Task goal:
Identify the lines that contain the string "title" and copy all of them.

Data lines:

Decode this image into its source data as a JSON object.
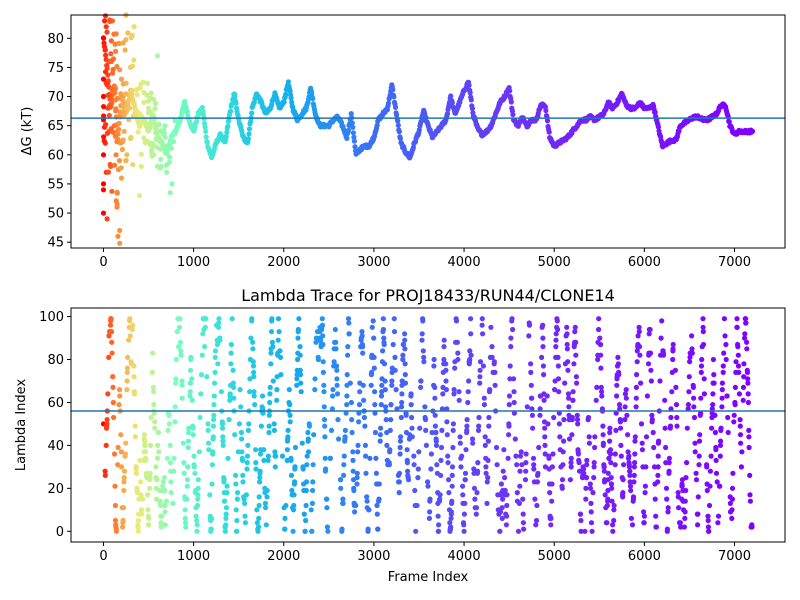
{
  "chart_data": [
    {
      "type": "scatter",
      "title": "",
      "xlabel": "",
      "ylabel": "ΔG (kT)",
      "xlim": [
        -360,
        7560
      ],
      "ylim": [
        44,
        84
      ],
      "xticks": [
        0,
        1000,
        2000,
        3000,
        4000,
        5000,
        6000,
        7000
      ],
      "yticks": [
        45,
        50,
        55,
        60,
        65,
        70,
        75,
        80
      ],
      "hline": 66.3,
      "hline_color": "#1f77b4",
      "colormap": "rainbow (early frames red, late frames purple)",
      "x_max": 7200,
      "trace": [
        [
          0,
          80
        ],
        [
          40,
          75
        ],
        [
          80,
          68
        ],
        [
          120,
          72
        ],
        [
          160,
          63
        ],
        [
          200,
          70
        ],
        [
          250,
          67
        ],
        [
          300,
          71
        ],
        [
          350,
          68
        ],
        [
          400,
          65
        ],
        [
          450,
          66
        ],
        [
          500,
          64
        ],
        [
          550,
          67
        ],
        [
          600,
          63
        ],
        [
          650,
          62
        ],
        [
          700,
          60
        ],
        [
          750,
          63
        ],
        [
          800,
          64
        ],
        [
          850,
          66
        ],
        [
          900,
          69
        ],
        [
          950,
          66
        ],
        [
          1000,
          64
        ],
        [
          1050,
          67
        ],
        [
          1100,
          68
        ],
        [
          1150,
          62
        ],
        [
          1200,
          59.5
        ],
        [
          1250,
          62
        ],
        [
          1300,
          63.5
        ],
        [
          1350,
          62
        ],
        [
          1400,
          67
        ],
        [
          1450,
          70.5
        ],
        [
          1500,
          66
        ],
        [
          1550,
          63
        ],
        [
          1600,
          62
        ],
        [
          1650,
          68
        ],
        [
          1700,
          70.5
        ],
        [
          1750,
          69
        ],
        [
          1800,
          67
        ],
        [
          1850,
          68
        ],
        [
          1900,
          70.5
        ],
        [
          1950,
          68
        ],
        [
          2000,
          69
        ],
        [
          2050,
          72.5
        ],
        [
          2100,
          68
        ],
        [
          2150,
          66
        ],
        [
          2200,
          67
        ],
        [
          2250,
          68
        ],
        [
          2300,
          71.5
        ],
        [
          2350,
          67
        ],
        [
          2400,
          65
        ],
        [
          2450,
          65
        ],
        [
          2500,
          65
        ],
        [
          2550,
          66
        ],
        [
          2600,
          66.5
        ],
        [
          2650,
          65
        ],
        [
          2700,
          63
        ],
        [
          2750,
          67
        ],
        [
          2800,
          60
        ],
        [
          2850,
          61
        ],
        [
          2900,
          61.5
        ],
        [
          2950,
          61.5
        ],
        [
          3000,
          63
        ],
        [
          3050,
          66
        ],
        [
          3100,
          67
        ],
        [
          3150,
          68
        ],
        [
          3200,
          72
        ],
        [
          3250,
          67
        ],
        [
          3300,
          62
        ],
        [
          3350,
          60.5
        ],
        [
          3400,
          59.5
        ],
        [
          3450,
          62
        ],
        [
          3500,
          64
        ],
        [
          3550,
          67.5
        ],
        [
          3600,
          65
        ],
        [
          3650,
          63
        ],
        [
          3700,
          64
        ],
        [
          3750,
          65
        ],
        [
          3800,
          66
        ],
        [
          3850,
          70
        ],
        [
          3900,
          67
        ],
        [
          3950,
          69
        ],
        [
          4000,
          71
        ],
        [
          4050,
          72.5
        ],
        [
          4100,
          67
        ],
        [
          4150,
          64.5
        ],
        [
          4200,
          63.5
        ],
        [
          4250,
          64
        ],
        [
          4300,
          65
        ],
        [
          4350,
          67
        ],
        [
          4400,
          69
        ],
        [
          4450,
          70
        ],
        [
          4500,
          71.5
        ],
        [
          4550,
          66
        ],
        [
          4600,
          65
        ],
        [
          4650,
          66.5
        ],
        [
          4700,
          65
        ],
        [
          4750,
          66
        ],
        [
          4800,
          66
        ],
        [
          4850,
          68.5
        ],
        [
          4900,
          68.5
        ],
        [
          4950,
          63
        ],
        [
          5000,
          61.5
        ],
        [
          5050,
          62
        ],
        [
          5100,
          62.5
        ],
        [
          5150,
          63
        ],
        [
          5200,
          64
        ],
        [
          5250,
          65
        ],
        [
          5300,
          66
        ],
        [
          5350,
          66
        ],
        [
          5400,
          66.5
        ],
        [
          5450,
          66
        ],
        [
          5500,
          66.5
        ],
        [
          5550,
          67
        ],
        [
          5600,
          69
        ],
        [
          5650,
          68
        ],
        [
          5700,
          69
        ],
        [
          5750,
          70.5
        ],
        [
          5800,
          68.5
        ],
        [
          5850,
          68
        ],
        [
          5900,
          68
        ],
        [
          5950,
          69
        ],
        [
          6000,
          68
        ],
        [
          6050,
          68
        ],
        [
          6100,
          68.5
        ],
        [
          6150,
          65
        ],
        [
          6200,
          61.5
        ],
        [
          6250,
          62
        ],
        [
          6300,
          62.5
        ],
        [
          6350,
          62.5
        ],
        [
          6400,
          65
        ],
        [
          6450,
          65.5
        ],
        [
          6500,
          66
        ],
        [
          6550,
          66.5
        ],
        [
          6600,
          66.5
        ],
        [
          6650,
          66
        ],
        [
          6700,
          66
        ],
        [
          6750,
          66.5
        ],
        [
          6800,
          67
        ],
        [
          6850,
          68.5
        ],
        [
          6900,
          68.5
        ],
        [
          6950,
          65
        ],
        [
          7000,
          63.5
        ],
        [
          7050,
          64
        ],
        [
          7100,
          64
        ],
        [
          7150,
          64
        ],
        [
          7200,
          64
        ]
      ],
      "early_scatter": [
        [
          0,
          80
        ],
        [
          0,
          70
        ],
        [
          0,
          60
        ],
        [
          0,
          55
        ],
        [
          0,
          50
        ],
        [
          0,
          54
        ],
        [
          0,
          73
        ],
        [
          0,
          66
        ],
        [
          20,
          78
        ],
        [
          20,
          62
        ],
        [
          30,
          82
        ],
        [
          30,
          57
        ],
        [
          40,
          72
        ],
        [
          40,
          49
        ],
        [
          50,
          68
        ],
        [
          60,
          76
        ],
        [
          60,
          64
        ],
        [
          80,
          70
        ],
        [
          80,
          58
        ],
        [
          100,
          83
        ],
        [
          100,
          74
        ],
        [
          120,
          65
        ],
        [
          130,
          79
        ],
        [
          140,
          60
        ],
        [
          150,
          51
        ],
        [
          160,
          46
        ],
        [
          180,
          47
        ],
        [
          180,
          44.8
        ],
        [
          200,
          73
        ],
        [
          200,
          56
        ],
        [
          220,
          70
        ],
        [
          240,
          78
        ],
        [
          250,
          84
        ],
        [
          260,
          60
        ],
        [
          280,
          66
        ],
        [
          300,
          75
        ],
        [
          320,
          71
        ],
        [
          340,
          82
        ],
        [
          350,
          67
        ],
        [
          380,
          66
        ],
        [
          400,
          53
        ],
        [
          420,
          58
        ],
        [
          450,
          69
        ],
        [
          500,
          68
        ],
        [
          520,
          62
        ],
        [
          560,
          60
        ],
        [
          600,
          77
        ],
        [
          640,
          58
        ],
        [
          700,
          57
        ],
        [
          740,
          53.5
        ],
        [
          760,
          55
        ]
      ]
    },
    {
      "type": "scatter",
      "title": "Lambda Trace for PROJ18433/RUN44/CLONE14",
      "xlabel": "Frame Index",
      "ylabel": "Lambda Index",
      "xlim": [
        -360,
        7560
      ],
      "ylim": [
        -5,
        104
      ],
      "xticks": [
        0,
        1000,
        2000,
        3000,
        4000,
        5000,
        6000,
        7000
      ],
      "yticks": [
        0,
        20,
        40,
        60,
        80,
        100
      ],
      "hline": 56,
      "hline_color": "#1f77b4",
      "colormap": "rainbow (early frames red, late frames purple)",
      "x_max": 7200,
      "lambda_min": 0,
      "lambda_max": 99
    }
  ]
}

Answer to the problem:
      "title": "",
      "title": "Lambda Trace for PROJ18433/RUN44/CLONE14",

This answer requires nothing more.